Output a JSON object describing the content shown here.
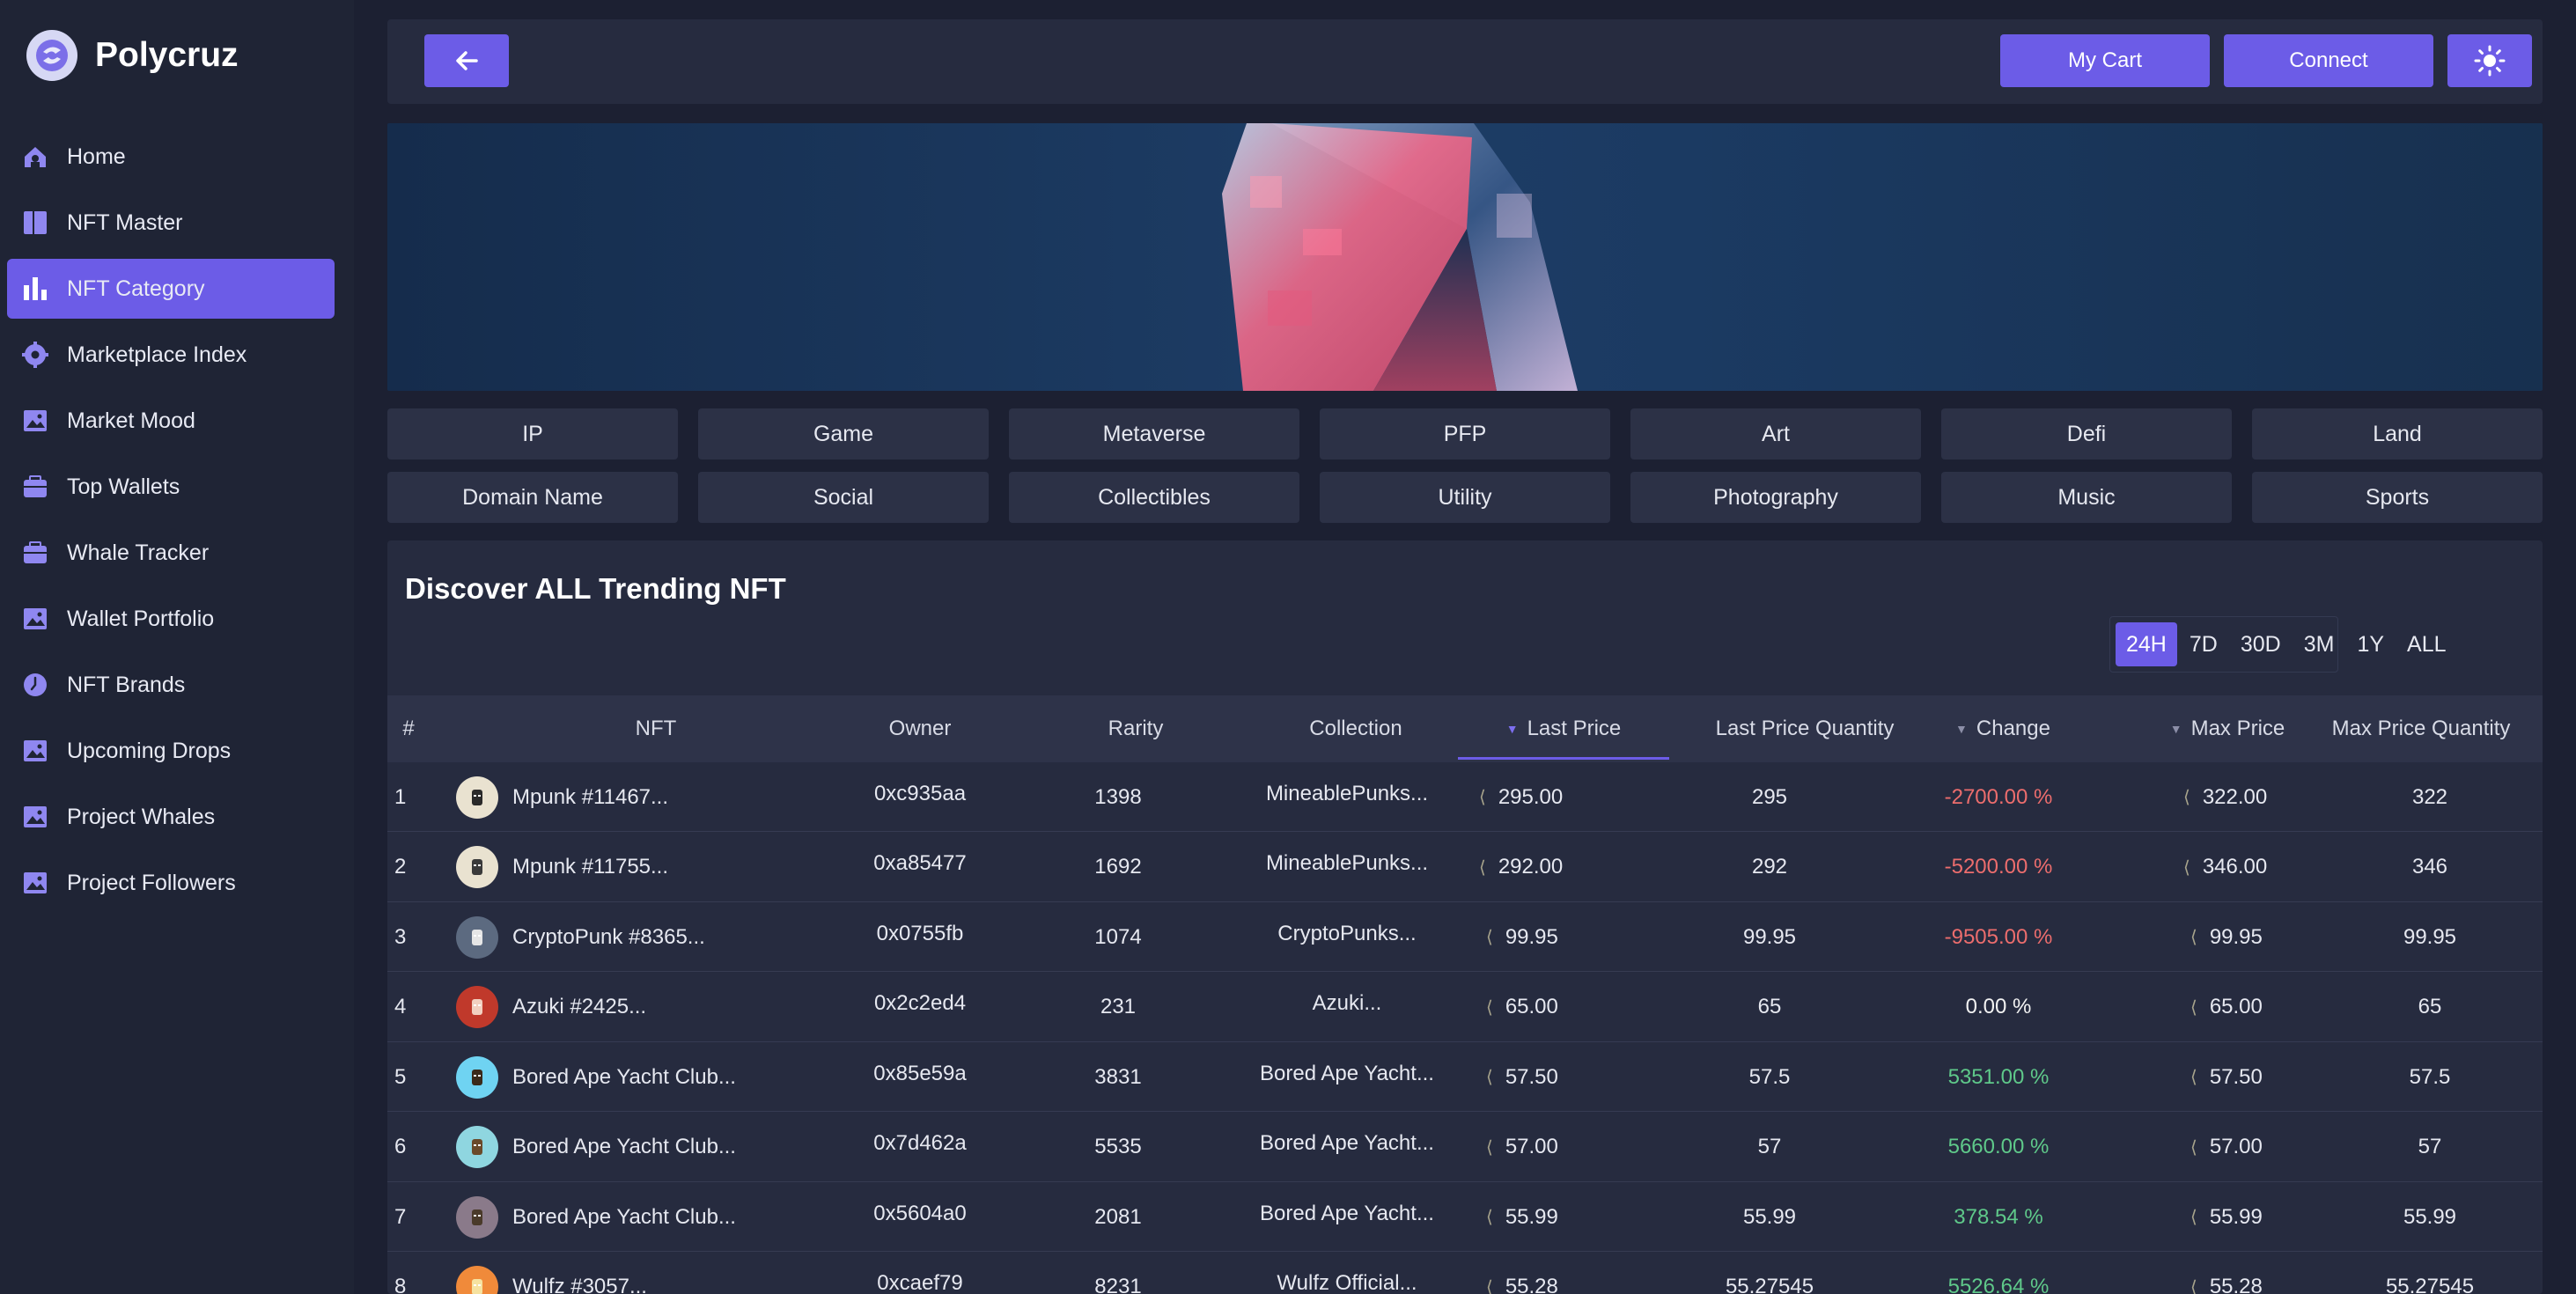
{
  "brand": {
    "name": "Polycruz"
  },
  "sidebar": {
    "items": [
      {
        "label": "Home",
        "icon": "home-icon"
      },
      {
        "label": "NFT Master",
        "icon": "grid-icon"
      },
      {
        "label": "NFT Category",
        "icon": "bar-chart-icon",
        "active": true
      },
      {
        "label": "Marketplace Index",
        "icon": "gear-icon"
      },
      {
        "label": "Market Mood",
        "icon": "image-icon"
      },
      {
        "label": "Top Wallets",
        "icon": "wallet-icon"
      },
      {
        "label": "Whale Tracker",
        "icon": "wallet-icon"
      },
      {
        "label": "Wallet Portfolio",
        "icon": "image-icon"
      },
      {
        "label": "NFT Brands",
        "icon": "clock-icon"
      },
      {
        "label": "Upcoming Drops",
        "icon": "image-icon"
      },
      {
        "label": "Project Whales",
        "icon": "image-icon"
      },
      {
        "label": "Project Followers",
        "icon": "image-icon"
      }
    ]
  },
  "topbar": {
    "cart_label": "My Cart",
    "connect_label": "Connect"
  },
  "categories": {
    "row1": [
      "IP",
      "Game",
      "Metaverse",
      "PFP",
      "Art",
      "Defi",
      "Land"
    ],
    "row2": [
      "Domain Name",
      "Social",
      "Collectibles",
      "Utility",
      "Photography",
      "Music",
      "Sports"
    ]
  },
  "trending": {
    "title": "Discover ALL Trending NFT",
    "periods": [
      "24H",
      "7D",
      "30D",
      "3M",
      "1Y",
      "ALL"
    ],
    "active_period": "24H",
    "columns": [
      "#",
      "NFT",
      "Owner",
      "Rarity",
      "Collection",
      "Last Price",
      "Last Price Quantity",
      "Change",
      "Max Price",
      "Max Price Quantity"
    ],
    "rows": [
      {
        "rank": "1",
        "nft": "Mpunk #11467...",
        "owner": "0xc935aa",
        "rarity": "1398",
        "collection": "MineablePunks...",
        "last_price": "295.00",
        "last_qty": "295",
        "change": "-2700.00 %",
        "max_price": "322.00",
        "max_qty": "322"
      },
      {
        "rank": "2",
        "nft": "Mpunk #11755...",
        "owner": "0xa85477",
        "rarity": "1692",
        "collection": "MineablePunks...",
        "last_price": "292.00",
        "last_qty": "292",
        "change": "-5200.00 %",
        "max_price": "346.00",
        "max_qty": "346"
      },
      {
        "rank": "3",
        "nft": "CryptoPunk #8365...",
        "owner": "0x0755fb",
        "rarity": "1074",
        "collection": "CryptoPunks...",
        "last_price": "99.95",
        "last_qty": "99.95",
        "change": "-9505.00 %",
        "max_price": "99.95",
        "max_qty": "99.95"
      },
      {
        "rank": "4",
        "nft": "Azuki #2425...",
        "owner": "0x2c2ed4",
        "rarity": "231",
        "collection": "Azuki...",
        "last_price": "65.00",
        "last_qty": "65",
        "change": "0.00 %",
        "max_price": "65.00",
        "max_qty": "65"
      },
      {
        "rank": "5",
        "nft": "Bored Ape Yacht Club...",
        "owner": "0x85e59a",
        "rarity": "3831",
        "collection": "Bored Ape Yacht...",
        "last_price": "57.50",
        "last_qty": "57.5",
        "change": "5351.00 %",
        "max_price": "57.50",
        "max_qty": "57.5"
      },
      {
        "rank": "6",
        "nft": "Bored Ape Yacht Club...",
        "owner": "0x7d462a",
        "rarity": "5535",
        "collection": "Bored Ape Yacht...",
        "last_price": "57.00",
        "last_qty": "57",
        "change": "5660.00 %",
        "max_price": "57.00",
        "max_qty": "57"
      },
      {
        "rank": "7",
        "nft": "Bored Ape Yacht Club...",
        "owner": "0x5604a0",
        "rarity": "2081",
        "collection": "Bored Ape Yacht...",
        "last_price": "55.99",
        "last_qty": "55.99",
        "change": "378.54 %",
        "max_price": "55.99",
        "max_qty": "55.99"
      },
      {
        "rank": "8",
        "nft": "Wulfz #3057...",
        "owner": "0xcaef79",
        "rarity": "8231",
        "collection": "Wulfz Official...",
        "last_price": "55.28",
        "last_qty": "55.27545",
        "change": "5526.64 %",
        "max_price": "55.28",
        "max_qty": "55.27545"
      }
    ]
  },
  "colors": {
    "accent": "#6c5ce7",
    "background": "#1c2032",
    "panel": "#262b3f",
    "negative": "#ec6d6d",
    "positive": "#5fc98a"
  }
}
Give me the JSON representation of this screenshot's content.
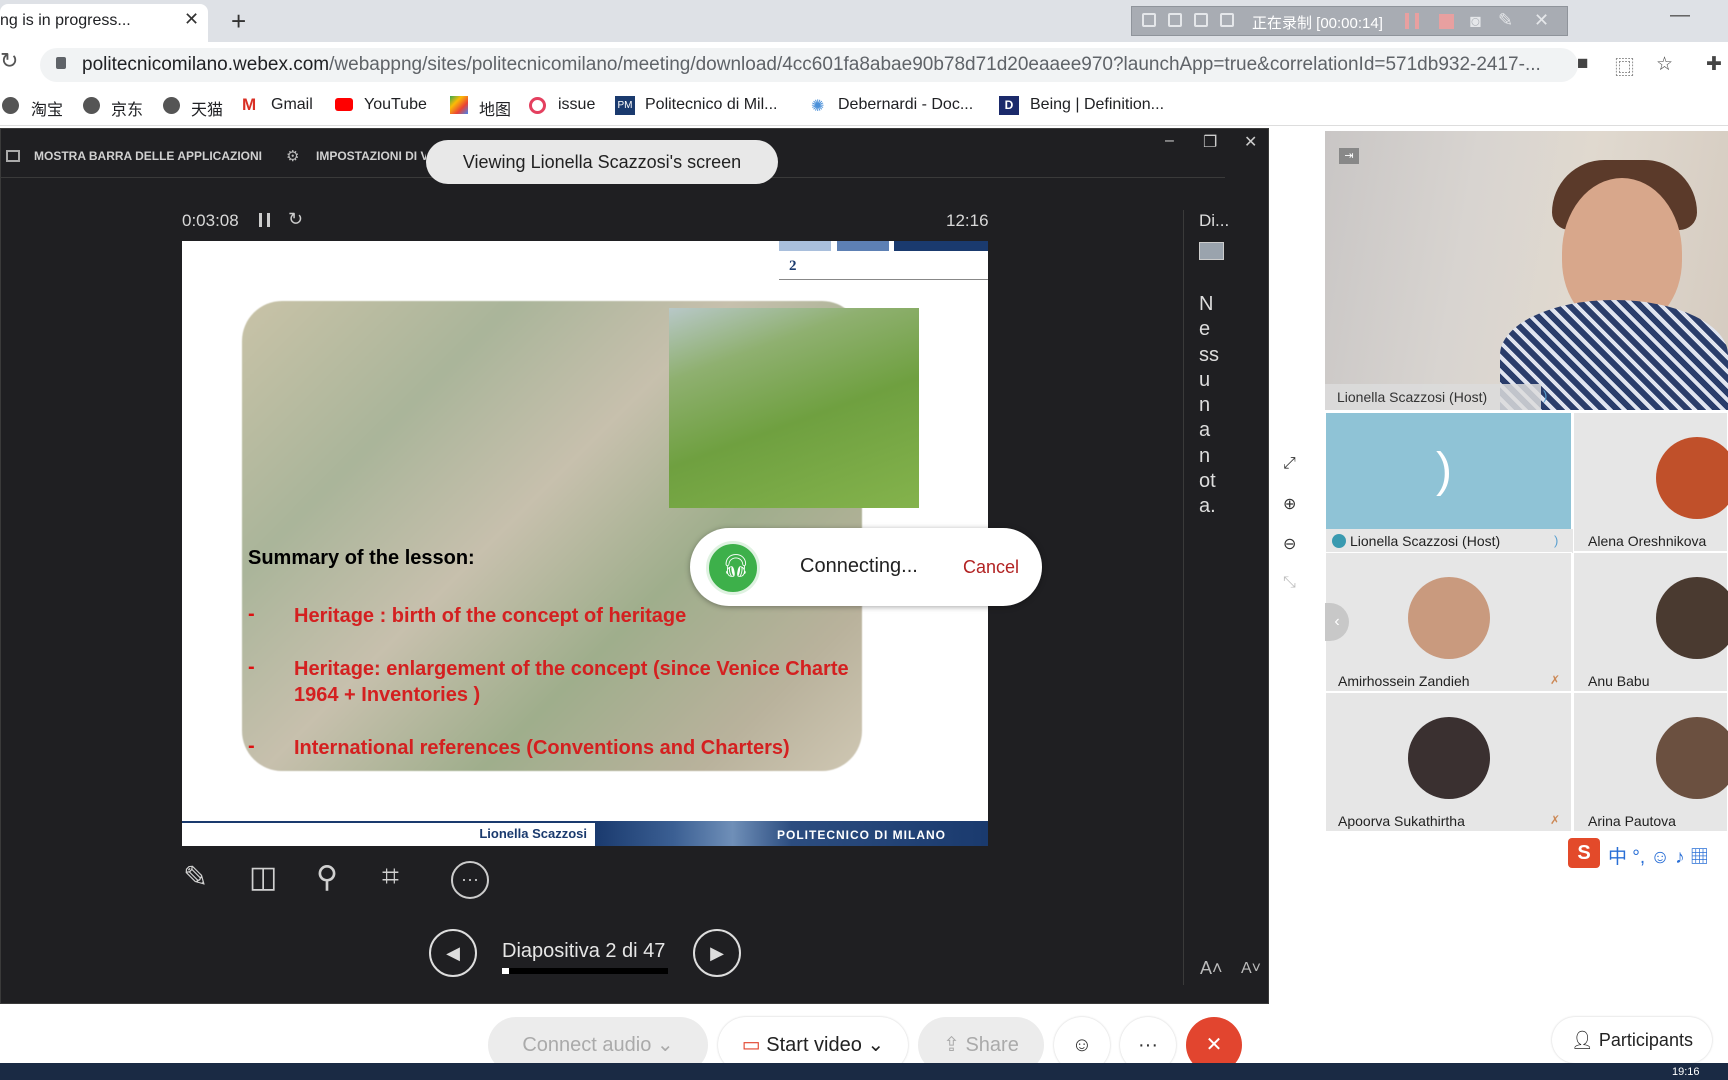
------------------------------------------------------------------------
§ GIVEN TASK
Identify every line holding the word "Wulfz" and copy it out.

§ CORRECT RESULT
        "nft": "Wulfz #3057...",
        "collection": "Wulfz Official...",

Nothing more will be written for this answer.